From the entries below, please gather each line containing the string "участка".

>> begin Exercise material

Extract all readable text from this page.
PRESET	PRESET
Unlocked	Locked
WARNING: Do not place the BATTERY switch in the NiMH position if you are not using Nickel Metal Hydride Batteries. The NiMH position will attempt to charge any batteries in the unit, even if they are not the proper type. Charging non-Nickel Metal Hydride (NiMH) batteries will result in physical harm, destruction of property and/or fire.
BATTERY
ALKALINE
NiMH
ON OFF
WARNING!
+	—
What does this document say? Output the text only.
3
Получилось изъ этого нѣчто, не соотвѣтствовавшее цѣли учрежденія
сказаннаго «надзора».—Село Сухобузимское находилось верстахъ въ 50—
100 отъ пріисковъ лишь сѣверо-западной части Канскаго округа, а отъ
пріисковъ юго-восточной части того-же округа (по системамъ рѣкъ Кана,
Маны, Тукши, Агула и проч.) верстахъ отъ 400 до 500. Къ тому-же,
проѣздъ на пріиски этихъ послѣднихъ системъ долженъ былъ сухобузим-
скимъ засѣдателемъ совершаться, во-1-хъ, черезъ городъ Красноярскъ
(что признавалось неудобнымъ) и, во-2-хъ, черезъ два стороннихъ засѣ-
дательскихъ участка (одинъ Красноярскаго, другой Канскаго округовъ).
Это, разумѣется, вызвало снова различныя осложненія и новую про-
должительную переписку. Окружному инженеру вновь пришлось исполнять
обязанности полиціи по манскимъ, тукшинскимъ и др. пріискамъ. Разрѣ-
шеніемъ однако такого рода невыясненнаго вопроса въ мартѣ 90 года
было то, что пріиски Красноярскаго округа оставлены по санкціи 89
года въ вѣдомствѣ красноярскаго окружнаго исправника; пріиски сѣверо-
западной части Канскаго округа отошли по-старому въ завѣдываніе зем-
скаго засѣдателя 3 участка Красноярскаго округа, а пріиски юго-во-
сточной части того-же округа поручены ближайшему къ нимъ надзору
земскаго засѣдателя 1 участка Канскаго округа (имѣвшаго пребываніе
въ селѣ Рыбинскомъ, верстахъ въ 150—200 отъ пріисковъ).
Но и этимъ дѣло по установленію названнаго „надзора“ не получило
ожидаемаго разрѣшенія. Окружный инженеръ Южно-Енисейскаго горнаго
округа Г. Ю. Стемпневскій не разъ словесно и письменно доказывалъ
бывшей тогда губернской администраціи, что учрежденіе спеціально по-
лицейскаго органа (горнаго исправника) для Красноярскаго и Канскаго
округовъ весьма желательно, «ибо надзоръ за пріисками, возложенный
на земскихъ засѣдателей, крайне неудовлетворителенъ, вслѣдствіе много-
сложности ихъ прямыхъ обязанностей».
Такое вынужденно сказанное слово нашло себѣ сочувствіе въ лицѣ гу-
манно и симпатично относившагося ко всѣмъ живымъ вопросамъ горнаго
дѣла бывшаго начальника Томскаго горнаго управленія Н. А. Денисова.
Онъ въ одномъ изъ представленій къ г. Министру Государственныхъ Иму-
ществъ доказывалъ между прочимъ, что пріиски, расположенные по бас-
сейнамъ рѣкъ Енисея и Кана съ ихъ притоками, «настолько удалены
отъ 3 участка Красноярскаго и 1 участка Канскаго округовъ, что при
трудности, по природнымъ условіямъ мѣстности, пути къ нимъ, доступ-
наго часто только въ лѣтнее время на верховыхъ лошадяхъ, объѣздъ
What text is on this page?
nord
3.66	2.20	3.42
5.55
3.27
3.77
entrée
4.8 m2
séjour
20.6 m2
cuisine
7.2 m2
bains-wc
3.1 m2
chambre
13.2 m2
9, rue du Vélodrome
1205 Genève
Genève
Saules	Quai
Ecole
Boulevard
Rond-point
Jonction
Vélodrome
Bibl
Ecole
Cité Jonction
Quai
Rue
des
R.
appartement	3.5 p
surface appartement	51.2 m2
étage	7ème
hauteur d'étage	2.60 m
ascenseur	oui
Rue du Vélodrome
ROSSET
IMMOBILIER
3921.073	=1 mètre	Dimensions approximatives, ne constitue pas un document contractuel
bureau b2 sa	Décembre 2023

>> end Exercise material

Exercise solution |
дательскихъ участка (одинъ Красноярскаго, другой Канскаго округовъ).
скаго засѣдателя 3 участка Красноярскаго округа, а пріиски юго-во-
земскаго засѣдателя 1 участка Канскаго округа (имѣвшаго пребываніе
отъ 3 участка Красноярскаго и 1 участка Канскаго округовъ, что при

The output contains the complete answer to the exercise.